↓↓↓
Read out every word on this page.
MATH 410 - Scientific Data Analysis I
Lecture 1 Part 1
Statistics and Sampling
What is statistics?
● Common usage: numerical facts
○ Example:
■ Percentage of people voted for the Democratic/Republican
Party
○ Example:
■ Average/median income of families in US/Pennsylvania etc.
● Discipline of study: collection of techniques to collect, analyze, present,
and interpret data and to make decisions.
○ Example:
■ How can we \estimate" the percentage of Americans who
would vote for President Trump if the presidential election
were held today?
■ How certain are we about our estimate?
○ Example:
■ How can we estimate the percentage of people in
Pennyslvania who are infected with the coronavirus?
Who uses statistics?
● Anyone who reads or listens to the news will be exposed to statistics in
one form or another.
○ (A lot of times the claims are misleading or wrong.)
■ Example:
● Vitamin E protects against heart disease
↑↑↑
▸ Task statement
The full data, transcribed without change, is the expected answer.

▸ Written answer
Read out every word on this page.
MATH 410 - Scientific Data Analysis I
Lecture 1 Part 1
Statistics and Sampling
What is statistics?
● Common usage: numerical facts
○ Example:
■ Percentage of people voted for the Democratic/Republican
Party
○ Example:
■ Average/median income of families in US/Pennsylvania etc.
● Discipline of study: collection of techniques to collect, analyze, present,
and interpret data and to make decisions.
○ Example:
■ How can we \estimate" the percentage of Americans who
would vote for President Trump if the presidential election
were held today?
■ How certain are we about our estimate?
○ Example:
■ How can we estimate the percentage of people in
Pennyslvania who are infected with the coronavirus?
Who uses statistics?
● Anyone who reads or listens to the news will be exposed to statistics in
one form or another.
○ (A lot of times the claims are misleading or wrong.)
■ Example:
● Vitamin E protects against heart disease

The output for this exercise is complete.